▸ Bloc de texte
________________
Je ne suis pas seule à être consciente de cette situation dramatique : une de mes amies a longtemps travaillé dans un foyer pour enfants. C'est elle aussi qui m'a fait prendre conscience du repère fondamental de l'histoire du soir pour mes enfants mais aussi pour ceux dont elle devait calmer les angoisses à la tombée de la nuit.
Le film donc aborde plusieurs thèmes :
- le premier, le plus choquant en premier abord, est le viol sur mineurs, incestueux ou non.
- le deuxième, moins mis en avant, est l'hypersexualisation des adolescents.
Un des extraits très "populaire" sur internet, montre une jeune fille prête sans aucune appréhension ou colère à des rapports oro-génitaux pour récupérer son téléphone portable.
Mais l'un des interrogatoires qui m'a le plus interpellé, c'est celui où une jeune fille explose en leur disant "on n'est plus au temps de Louis XIV, ne pas coucher avant le mariage et tout ça. Faut ouvrir les yeux, les mecs ! Maintenant, à 14 ans, on b..., on s...et on n....".
Attention, pour la vidéo, elle est choquante. Elle regroupe les deux situations dont je vous parle...et d'autres.
________________
▸ Données fournies
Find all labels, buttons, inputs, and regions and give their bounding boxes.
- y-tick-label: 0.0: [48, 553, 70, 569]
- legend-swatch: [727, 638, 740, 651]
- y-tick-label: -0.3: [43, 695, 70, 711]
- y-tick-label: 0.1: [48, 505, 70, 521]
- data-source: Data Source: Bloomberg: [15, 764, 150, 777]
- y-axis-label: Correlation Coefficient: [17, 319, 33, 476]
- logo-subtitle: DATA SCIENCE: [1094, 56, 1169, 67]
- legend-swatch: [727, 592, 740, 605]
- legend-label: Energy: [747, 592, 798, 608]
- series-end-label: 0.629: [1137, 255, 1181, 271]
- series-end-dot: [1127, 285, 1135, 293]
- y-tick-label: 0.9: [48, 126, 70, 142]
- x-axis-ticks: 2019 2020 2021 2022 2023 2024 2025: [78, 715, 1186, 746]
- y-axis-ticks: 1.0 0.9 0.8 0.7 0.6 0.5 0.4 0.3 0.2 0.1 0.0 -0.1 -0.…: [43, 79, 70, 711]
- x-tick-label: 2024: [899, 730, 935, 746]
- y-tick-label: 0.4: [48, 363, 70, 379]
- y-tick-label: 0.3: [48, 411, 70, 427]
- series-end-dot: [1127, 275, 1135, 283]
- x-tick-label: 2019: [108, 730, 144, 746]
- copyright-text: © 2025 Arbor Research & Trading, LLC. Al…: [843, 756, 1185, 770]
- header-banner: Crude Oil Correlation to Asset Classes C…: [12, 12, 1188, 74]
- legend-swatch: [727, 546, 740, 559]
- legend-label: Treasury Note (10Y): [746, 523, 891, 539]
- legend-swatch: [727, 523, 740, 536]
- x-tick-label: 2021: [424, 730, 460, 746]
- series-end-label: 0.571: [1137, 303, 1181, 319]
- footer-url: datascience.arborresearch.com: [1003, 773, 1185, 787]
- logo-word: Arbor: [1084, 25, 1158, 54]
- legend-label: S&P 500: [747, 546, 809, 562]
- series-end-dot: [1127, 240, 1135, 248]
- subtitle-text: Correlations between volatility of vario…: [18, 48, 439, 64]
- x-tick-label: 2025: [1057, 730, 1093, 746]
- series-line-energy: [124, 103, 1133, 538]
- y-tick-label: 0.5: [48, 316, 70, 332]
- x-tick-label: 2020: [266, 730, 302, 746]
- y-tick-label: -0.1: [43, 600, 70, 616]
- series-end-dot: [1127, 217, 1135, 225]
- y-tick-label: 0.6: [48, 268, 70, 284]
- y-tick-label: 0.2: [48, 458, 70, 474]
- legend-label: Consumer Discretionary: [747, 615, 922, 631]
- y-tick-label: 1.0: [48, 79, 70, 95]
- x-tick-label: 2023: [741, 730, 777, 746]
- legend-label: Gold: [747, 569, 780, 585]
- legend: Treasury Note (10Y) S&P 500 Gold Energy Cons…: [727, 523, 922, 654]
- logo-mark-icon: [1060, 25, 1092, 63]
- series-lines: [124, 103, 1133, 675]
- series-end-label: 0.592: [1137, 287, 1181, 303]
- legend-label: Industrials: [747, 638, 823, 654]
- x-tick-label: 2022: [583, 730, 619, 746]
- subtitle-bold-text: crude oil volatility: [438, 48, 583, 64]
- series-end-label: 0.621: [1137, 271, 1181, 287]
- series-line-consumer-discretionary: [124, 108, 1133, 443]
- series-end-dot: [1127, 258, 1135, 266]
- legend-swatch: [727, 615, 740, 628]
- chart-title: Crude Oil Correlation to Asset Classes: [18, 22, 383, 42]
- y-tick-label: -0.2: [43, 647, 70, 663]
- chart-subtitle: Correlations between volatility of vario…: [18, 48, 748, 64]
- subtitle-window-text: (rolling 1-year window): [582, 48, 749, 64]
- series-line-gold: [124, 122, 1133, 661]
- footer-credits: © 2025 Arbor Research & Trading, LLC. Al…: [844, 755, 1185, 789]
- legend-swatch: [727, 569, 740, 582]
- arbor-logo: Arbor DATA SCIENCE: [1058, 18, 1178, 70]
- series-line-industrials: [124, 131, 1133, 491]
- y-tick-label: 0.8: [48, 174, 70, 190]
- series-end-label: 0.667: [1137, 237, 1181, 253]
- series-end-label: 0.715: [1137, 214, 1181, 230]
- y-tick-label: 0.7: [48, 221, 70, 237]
________________
▸ Parties de l'exercice
A. D'après le texte sur le film, dans quel type d'établissement une amie de l'auteur a-t-elle longtemps travaillé ?
B. Reproduisez fidèlement le passage du texte sur le film allant de « Je ne suis pas » à « l'hypersexualisation des adolescents. ».

▸ Vos réponses
A. Dans un foyer pour enfants.

B.
Je ne suis pas seule à être consciente de cette situation dramatique : une de mes amies a longtemps travaillé dans un foyer pour enfants. C'est elle aussi qui m'a fait prendre conscience du repère fondamental de l'histoire du soir pour mes enfants mais aussi pour ceux dont elle devait calmer les angoisses à la tombée de la nuit.
Le film donc aborde plusieurs thèmes :
- le premier, le plus choquant en premier abord, est le viol sur mineurs, incestueux ou non.
- le deuxième, moins mis en avant, est l'hypersexualisation des adolescents.